# Start of Records supplied

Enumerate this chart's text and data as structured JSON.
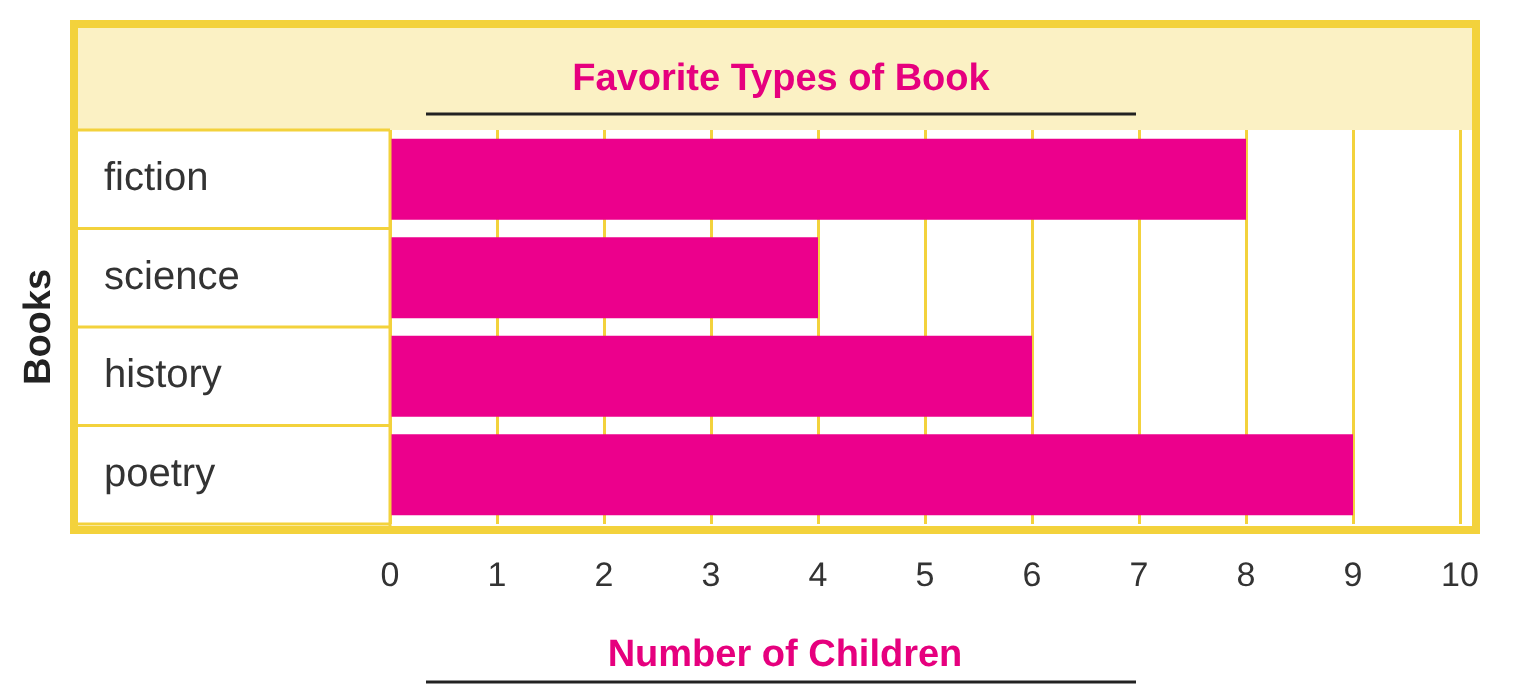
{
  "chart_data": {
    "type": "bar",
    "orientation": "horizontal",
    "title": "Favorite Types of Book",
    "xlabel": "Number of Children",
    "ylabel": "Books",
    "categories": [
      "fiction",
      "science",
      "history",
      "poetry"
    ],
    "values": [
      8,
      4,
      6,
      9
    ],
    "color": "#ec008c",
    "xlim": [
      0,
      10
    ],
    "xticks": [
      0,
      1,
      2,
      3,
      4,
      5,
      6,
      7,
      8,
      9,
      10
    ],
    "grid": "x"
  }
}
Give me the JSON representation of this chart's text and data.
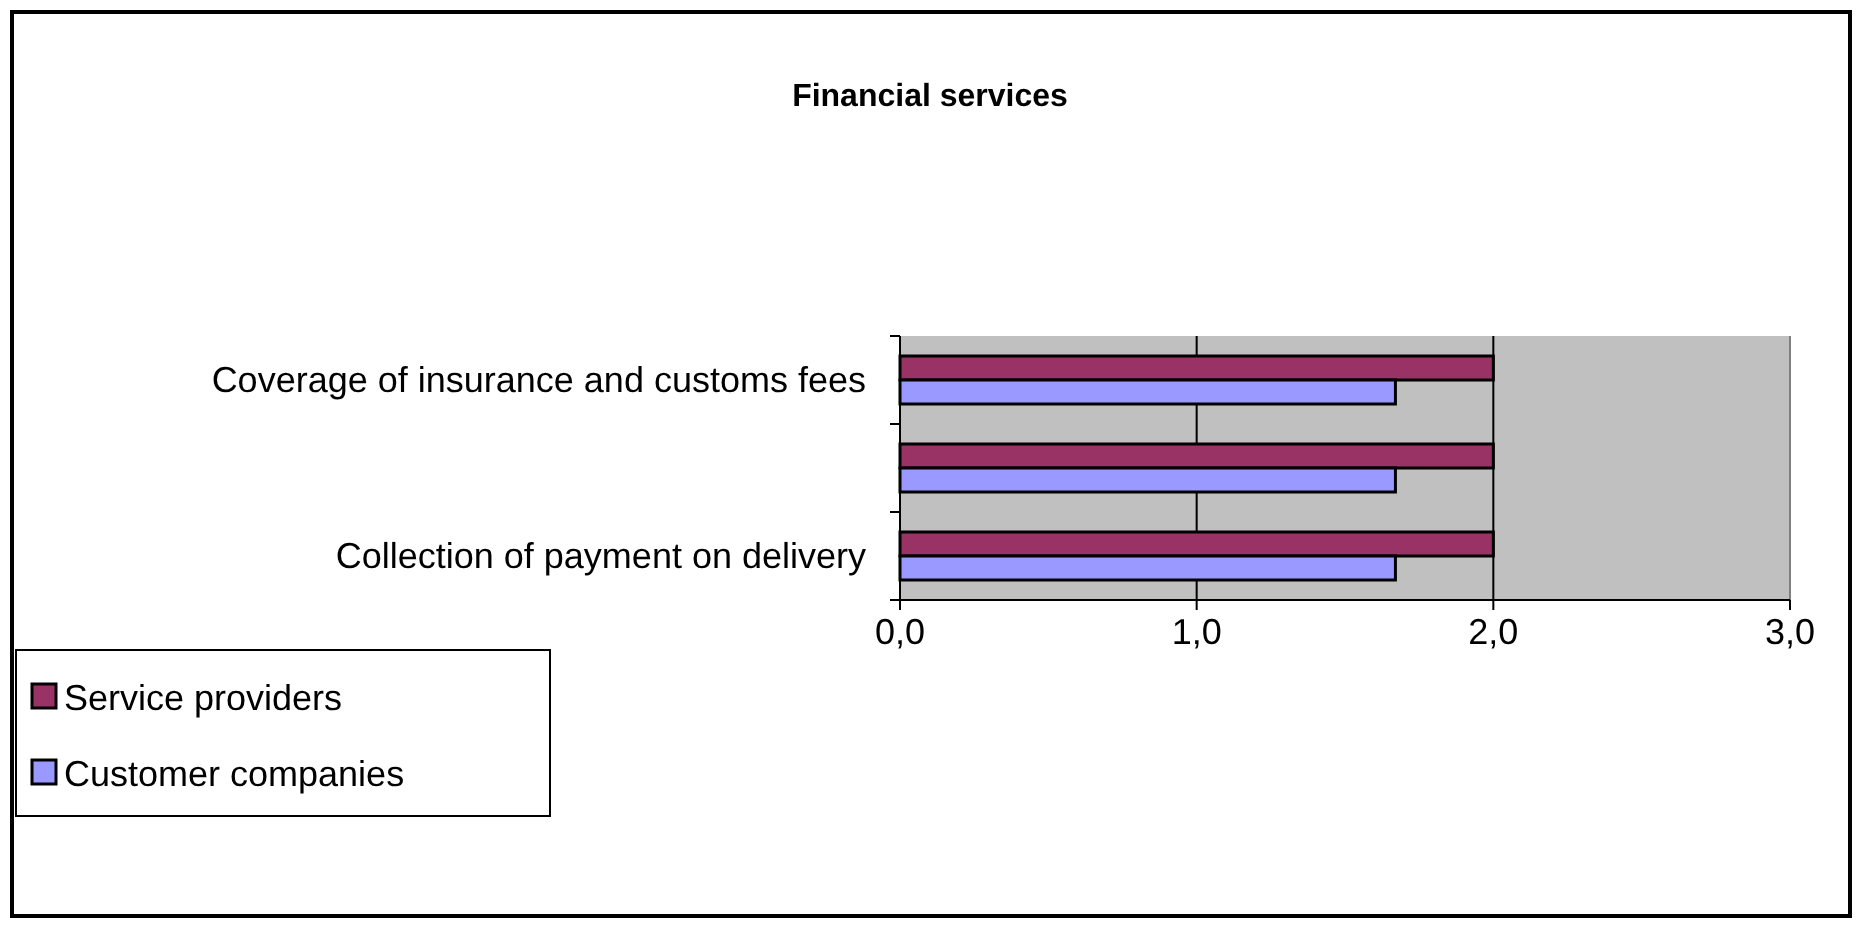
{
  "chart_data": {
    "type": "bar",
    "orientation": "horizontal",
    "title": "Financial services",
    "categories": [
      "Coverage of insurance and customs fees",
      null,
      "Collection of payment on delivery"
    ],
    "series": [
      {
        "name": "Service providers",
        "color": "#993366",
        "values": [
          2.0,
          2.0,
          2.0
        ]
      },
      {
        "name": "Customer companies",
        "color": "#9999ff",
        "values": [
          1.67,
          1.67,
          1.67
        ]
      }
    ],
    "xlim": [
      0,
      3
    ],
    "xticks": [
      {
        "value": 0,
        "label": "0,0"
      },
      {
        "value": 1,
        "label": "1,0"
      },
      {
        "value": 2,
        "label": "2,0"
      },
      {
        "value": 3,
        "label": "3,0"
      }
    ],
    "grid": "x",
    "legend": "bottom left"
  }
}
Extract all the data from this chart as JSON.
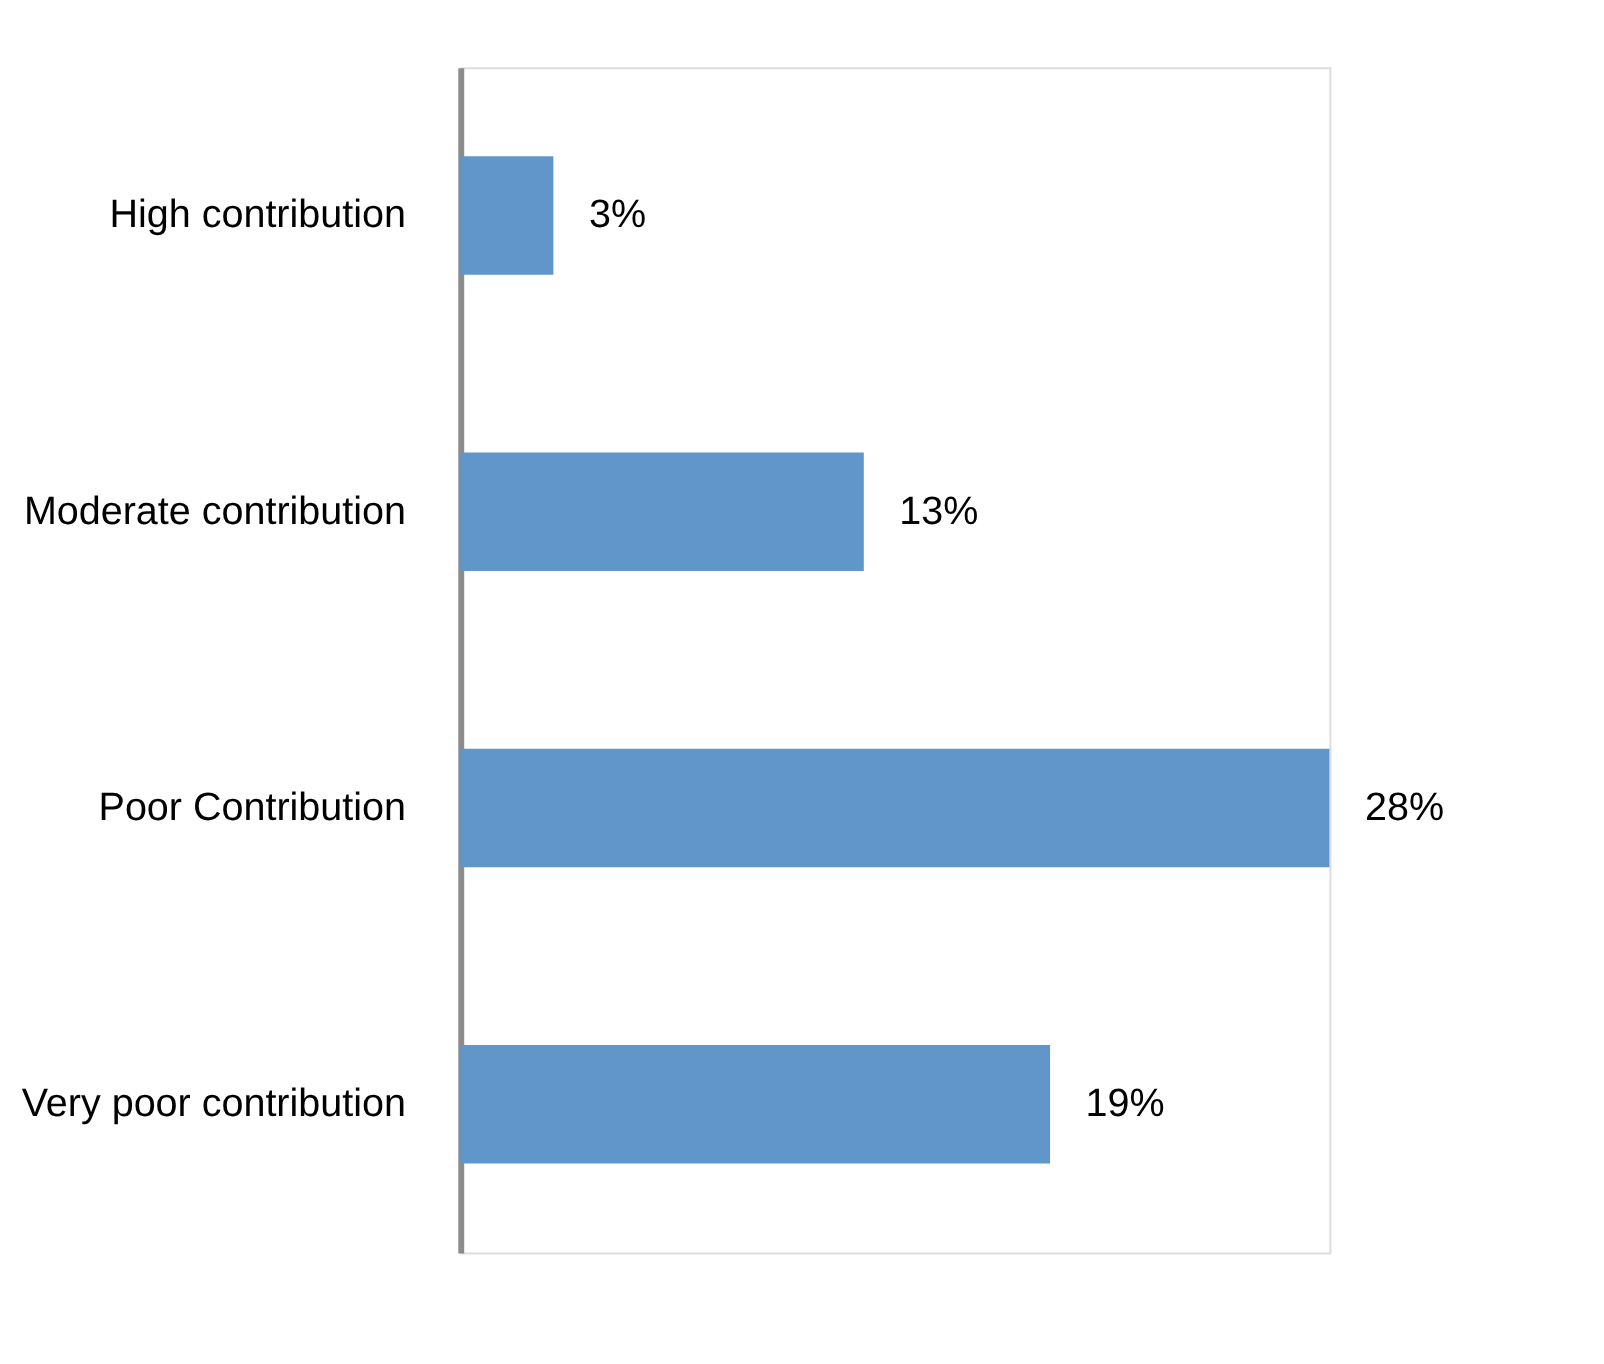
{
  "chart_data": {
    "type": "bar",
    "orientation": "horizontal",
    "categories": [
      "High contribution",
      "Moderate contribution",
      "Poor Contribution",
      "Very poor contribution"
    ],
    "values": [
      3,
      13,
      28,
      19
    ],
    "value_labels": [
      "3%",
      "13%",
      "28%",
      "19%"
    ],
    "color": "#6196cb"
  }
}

# End of Records supplied

_Short task_. Pick out and copy the lines of the material that include the word "title".

_Task answer_.
    "title": "Favorite Types of Book",
    "title": "Financial services",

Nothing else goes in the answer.